TASK TO COMPLETE
Rewrite the passage of the Excel time-formula thread starting with "When you get" and going on through "message ...", changing "misstatement" to "error".

GIVEN TEXT
+ + + + +
When you get older, like me, time appears to go faster... it **seemed** like
a year to me<g; but yes, you are right, there are 86400 seconds in a
**day**, not a year (of course, the formula still works correctly, in spite
of this misstatement in my attempt to explain why). Thanks for noting that.
Rick
"David Biddulph" <groups [at] biddulph.org.uk wrote in message
...
In a day, rather than in a year, I hope, Rick?
--
David Biddulph
"Rick Rothstein (MVP - VB)" wrote in
message ...
Try this...
=86400*("00"&G2)
where 86400 is the number of seconds in a year and, when the
concatenation is multiplied by it, the concatenation is turned into an
actual time value (because your value has a time format except for the
missing hours part... which the concatenation puts in).
Rick
"Phredd" wrote in message
...
I have data that I export to Excel where the total time comes in as
:mm:ss.
+ + + + +
DATA LINES
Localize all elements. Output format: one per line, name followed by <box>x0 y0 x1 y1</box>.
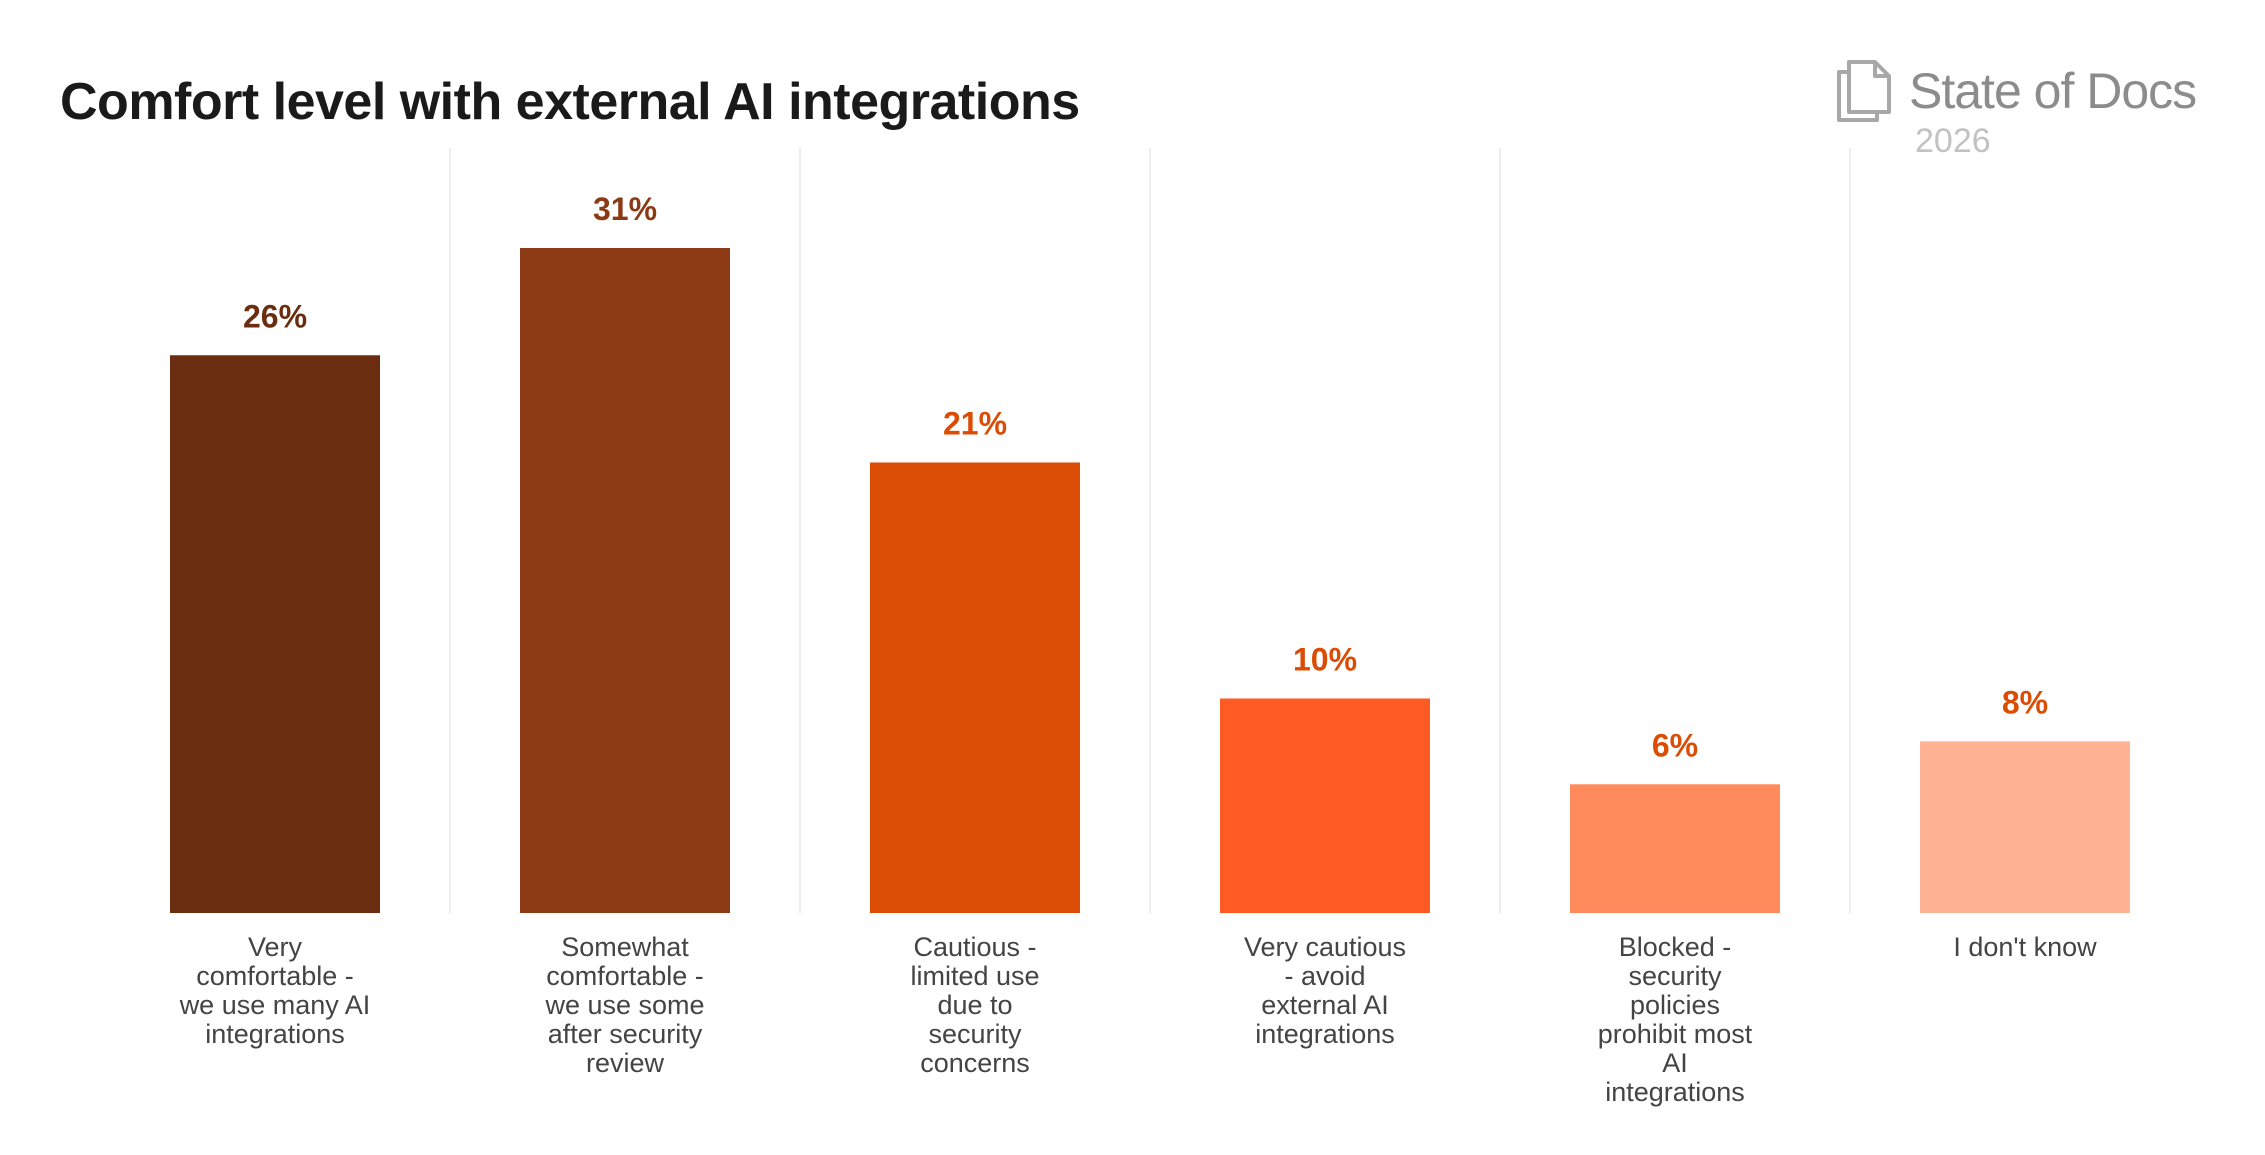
+ + + + +
FINAL RESULT
When you get older, like me, time appears to go faster... it **seemed** like
a year to me<g; but yes, you are right, there are 86400 seconds in a
**day**, not a year (of course, the formula still works correctly, in spite
of this error in my attempt to explain why). Thanks for noting that.
Rick
"David Biddulph" <groups [at] biddulph.org.uk wrote in message
...
In a day, rather than in a year, I hope, Rick?
--
David Biddulph
"Rick Rothstein (MVP - VB)" wrote in
message ...